● **Texto fornecido**:
────────────────────────────────────────

- 315 -
b) AS RAZÕES HISTÓRICAS DA
QUESTÃO ROMANA
“Está por
completar-se o XXV aniversário da ocupação de Roma.”
Está se completando, como sabeis, o XXV aniversário da ocupação de
Roma, acontecimento que trouxe à Itália tantos aborecimentos e continua sendo
motivo de tanto luto, no mundo católico. Quer-se celebrá-lo com festas
clamorosas, não obstante homens de provado bom senso político julgarem-nas
inoportunas.
Nós que somos católicos e
italianos consideramo-las desaconselháveis e perigosas, como desaconselhado e
perigoso é tudo aquilo semeia a discórdia, que fomenta a ira nas partes, que
torna sempre mais vivo e fatal o desentendimento entre a Igreja e o Estado que
divide as forças do nosso país.
Pensai que dor deve experimentar
o Papa! E nós não faremos nada para tomar esta dor menos amarga? Não somos nós
membros da grande família, da qual Ele é o Chefe? Não é Ele o pai das nossas
almas? Não é a ele que tudo devemos, na ordem espiritual? E mesma ordem
material, se o refletir, bem, de quantos benefícios não lhe somos devedores? Em
tantas confusões de idéias, em tantas convulsões da ordem social, ai de nós, se
não existisse o Papa.

────────────────────────────────────────

● **Tarefa proposta**:
Diga se cada afirmação concorda com o texto sobre a Questão Romana, respondendo sim ou não e citando as palavras do texto que decidem. 1. Homens de provado bom senso político julgam inoportunas as festas do aniversário. 2. Os autores, católicos e italianos, consideram as festas aconselháveis. 3. A ocupação de Roma continua sendo motivo de luto no mundo católico. Baseie-se somente no texto acima.

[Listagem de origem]

────────────────────────────────────────

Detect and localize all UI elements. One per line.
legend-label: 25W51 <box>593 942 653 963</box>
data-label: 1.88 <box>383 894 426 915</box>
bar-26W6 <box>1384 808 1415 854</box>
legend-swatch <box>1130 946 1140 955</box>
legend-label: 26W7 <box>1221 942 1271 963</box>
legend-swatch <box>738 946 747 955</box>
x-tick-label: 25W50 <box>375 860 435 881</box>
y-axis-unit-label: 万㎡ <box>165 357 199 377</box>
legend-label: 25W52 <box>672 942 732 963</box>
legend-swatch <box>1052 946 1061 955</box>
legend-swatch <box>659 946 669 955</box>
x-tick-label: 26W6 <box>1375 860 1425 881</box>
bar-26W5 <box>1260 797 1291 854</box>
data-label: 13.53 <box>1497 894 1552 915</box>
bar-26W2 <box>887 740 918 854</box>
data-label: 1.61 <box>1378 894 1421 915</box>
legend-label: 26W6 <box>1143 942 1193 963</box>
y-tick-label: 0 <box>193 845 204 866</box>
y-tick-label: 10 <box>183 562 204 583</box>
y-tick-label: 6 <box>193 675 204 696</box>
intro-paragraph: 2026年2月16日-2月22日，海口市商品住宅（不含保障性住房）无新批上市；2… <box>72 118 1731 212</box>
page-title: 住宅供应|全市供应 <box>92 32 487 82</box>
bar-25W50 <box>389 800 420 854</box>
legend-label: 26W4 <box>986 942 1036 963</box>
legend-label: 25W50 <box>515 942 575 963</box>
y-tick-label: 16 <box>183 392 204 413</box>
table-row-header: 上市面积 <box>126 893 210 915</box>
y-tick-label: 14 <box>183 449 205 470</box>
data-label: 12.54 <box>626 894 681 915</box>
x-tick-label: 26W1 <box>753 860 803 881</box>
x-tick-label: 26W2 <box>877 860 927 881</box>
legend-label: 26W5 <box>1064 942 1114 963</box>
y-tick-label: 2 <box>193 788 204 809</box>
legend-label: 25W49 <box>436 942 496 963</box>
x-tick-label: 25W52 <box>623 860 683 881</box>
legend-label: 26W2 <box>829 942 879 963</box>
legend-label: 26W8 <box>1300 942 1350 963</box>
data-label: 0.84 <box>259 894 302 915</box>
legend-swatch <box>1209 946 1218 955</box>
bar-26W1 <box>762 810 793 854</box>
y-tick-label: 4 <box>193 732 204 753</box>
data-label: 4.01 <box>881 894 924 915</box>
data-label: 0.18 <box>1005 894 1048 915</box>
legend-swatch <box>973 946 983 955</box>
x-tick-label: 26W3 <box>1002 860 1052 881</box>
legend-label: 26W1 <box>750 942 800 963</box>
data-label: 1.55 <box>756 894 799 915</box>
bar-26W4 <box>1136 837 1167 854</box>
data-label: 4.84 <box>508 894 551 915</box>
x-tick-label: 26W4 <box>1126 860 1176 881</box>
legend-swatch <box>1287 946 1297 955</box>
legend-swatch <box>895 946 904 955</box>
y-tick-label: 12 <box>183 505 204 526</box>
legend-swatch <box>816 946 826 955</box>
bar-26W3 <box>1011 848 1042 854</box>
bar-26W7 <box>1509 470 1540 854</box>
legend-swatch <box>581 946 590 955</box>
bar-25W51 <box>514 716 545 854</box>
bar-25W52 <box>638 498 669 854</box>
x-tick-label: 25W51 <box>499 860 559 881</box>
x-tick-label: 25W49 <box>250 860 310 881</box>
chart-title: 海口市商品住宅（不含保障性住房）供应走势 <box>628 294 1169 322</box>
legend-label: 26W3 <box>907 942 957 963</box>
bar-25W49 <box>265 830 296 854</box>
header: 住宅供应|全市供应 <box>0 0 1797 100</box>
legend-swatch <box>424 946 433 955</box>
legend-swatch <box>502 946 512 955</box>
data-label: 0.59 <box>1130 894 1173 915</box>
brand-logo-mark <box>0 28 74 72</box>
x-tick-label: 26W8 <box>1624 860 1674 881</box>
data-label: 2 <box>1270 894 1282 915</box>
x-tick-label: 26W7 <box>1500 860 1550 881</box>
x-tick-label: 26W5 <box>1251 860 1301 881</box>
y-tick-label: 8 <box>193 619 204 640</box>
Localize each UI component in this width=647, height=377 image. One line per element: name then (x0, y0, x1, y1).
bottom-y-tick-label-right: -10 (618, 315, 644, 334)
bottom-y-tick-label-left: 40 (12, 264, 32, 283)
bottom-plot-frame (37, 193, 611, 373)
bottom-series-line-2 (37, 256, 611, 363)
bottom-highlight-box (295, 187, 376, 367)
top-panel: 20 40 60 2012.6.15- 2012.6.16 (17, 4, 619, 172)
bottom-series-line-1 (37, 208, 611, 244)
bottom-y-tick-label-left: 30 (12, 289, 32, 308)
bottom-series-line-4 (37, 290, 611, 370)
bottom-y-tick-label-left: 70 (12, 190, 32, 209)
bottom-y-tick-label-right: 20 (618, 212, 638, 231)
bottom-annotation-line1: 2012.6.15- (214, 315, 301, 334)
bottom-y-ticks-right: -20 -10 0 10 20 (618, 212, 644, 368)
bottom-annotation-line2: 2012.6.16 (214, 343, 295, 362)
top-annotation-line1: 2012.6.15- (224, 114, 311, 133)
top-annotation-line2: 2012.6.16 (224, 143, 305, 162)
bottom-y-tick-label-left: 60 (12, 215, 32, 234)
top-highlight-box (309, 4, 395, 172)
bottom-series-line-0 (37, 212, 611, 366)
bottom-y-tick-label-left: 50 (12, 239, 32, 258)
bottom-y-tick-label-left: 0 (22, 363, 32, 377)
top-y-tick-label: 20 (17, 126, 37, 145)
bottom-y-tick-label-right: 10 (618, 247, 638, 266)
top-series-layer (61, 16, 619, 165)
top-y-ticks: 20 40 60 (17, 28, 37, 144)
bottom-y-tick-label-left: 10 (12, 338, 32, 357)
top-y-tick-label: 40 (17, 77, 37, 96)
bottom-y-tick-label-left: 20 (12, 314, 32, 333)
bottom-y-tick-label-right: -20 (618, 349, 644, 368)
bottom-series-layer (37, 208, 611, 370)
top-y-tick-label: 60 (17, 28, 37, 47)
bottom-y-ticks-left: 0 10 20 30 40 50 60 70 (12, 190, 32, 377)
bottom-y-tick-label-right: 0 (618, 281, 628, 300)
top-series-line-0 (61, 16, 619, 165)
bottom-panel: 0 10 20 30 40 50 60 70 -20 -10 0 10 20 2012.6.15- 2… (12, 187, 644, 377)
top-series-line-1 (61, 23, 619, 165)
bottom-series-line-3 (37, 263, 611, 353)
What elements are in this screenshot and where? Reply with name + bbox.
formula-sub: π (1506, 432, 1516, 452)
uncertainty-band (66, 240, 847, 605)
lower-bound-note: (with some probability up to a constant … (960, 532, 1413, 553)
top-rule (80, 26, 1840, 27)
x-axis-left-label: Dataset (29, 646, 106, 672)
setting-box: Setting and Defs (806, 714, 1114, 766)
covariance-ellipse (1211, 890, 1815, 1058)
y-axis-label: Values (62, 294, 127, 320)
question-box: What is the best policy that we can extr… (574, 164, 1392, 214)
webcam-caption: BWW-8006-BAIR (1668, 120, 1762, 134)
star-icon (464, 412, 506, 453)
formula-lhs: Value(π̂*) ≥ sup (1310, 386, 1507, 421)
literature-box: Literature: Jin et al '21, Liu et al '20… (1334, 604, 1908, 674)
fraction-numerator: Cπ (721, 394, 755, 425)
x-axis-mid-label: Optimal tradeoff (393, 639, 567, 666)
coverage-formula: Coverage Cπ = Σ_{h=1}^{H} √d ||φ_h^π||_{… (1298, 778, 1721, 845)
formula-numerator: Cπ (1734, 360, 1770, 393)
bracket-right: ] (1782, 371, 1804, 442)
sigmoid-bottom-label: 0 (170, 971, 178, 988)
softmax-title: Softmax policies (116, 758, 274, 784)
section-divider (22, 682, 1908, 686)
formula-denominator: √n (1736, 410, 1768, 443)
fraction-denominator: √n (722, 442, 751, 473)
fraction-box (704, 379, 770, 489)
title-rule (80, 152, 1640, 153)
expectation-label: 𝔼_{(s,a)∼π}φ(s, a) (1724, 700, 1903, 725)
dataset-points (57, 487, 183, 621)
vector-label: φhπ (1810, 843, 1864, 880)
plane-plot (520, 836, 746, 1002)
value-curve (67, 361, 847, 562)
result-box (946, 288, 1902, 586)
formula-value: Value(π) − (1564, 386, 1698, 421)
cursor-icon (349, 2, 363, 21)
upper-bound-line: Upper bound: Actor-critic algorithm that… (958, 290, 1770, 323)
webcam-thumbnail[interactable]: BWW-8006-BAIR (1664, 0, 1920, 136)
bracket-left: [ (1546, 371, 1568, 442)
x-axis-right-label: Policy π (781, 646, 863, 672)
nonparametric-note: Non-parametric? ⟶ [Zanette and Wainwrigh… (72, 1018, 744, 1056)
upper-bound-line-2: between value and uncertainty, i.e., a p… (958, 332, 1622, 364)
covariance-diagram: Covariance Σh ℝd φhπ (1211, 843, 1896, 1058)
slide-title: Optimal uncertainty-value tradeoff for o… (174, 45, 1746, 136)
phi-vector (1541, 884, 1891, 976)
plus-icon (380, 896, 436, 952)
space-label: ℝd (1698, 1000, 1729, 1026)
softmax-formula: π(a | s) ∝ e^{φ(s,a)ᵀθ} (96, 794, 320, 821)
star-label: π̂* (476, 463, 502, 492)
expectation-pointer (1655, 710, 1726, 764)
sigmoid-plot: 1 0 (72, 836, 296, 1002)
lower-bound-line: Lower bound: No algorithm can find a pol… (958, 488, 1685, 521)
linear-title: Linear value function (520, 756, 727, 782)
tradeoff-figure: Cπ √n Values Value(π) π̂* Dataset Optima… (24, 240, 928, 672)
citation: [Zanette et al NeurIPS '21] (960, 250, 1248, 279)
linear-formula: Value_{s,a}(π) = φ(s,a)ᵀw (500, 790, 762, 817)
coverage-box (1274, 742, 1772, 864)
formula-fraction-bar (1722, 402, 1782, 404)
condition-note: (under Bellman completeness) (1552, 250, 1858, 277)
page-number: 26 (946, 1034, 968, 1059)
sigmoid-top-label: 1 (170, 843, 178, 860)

────────────────────────────────────────

● **Em resposta**:
1. Sim: "não obstante homens de provado bom senso político julgarem-nas inoportunas."
2. Não: "consideramo-las desaconselháveis e perigosas"
3. Sim: "continua sendo motivo de tanto luto, no mundo católico."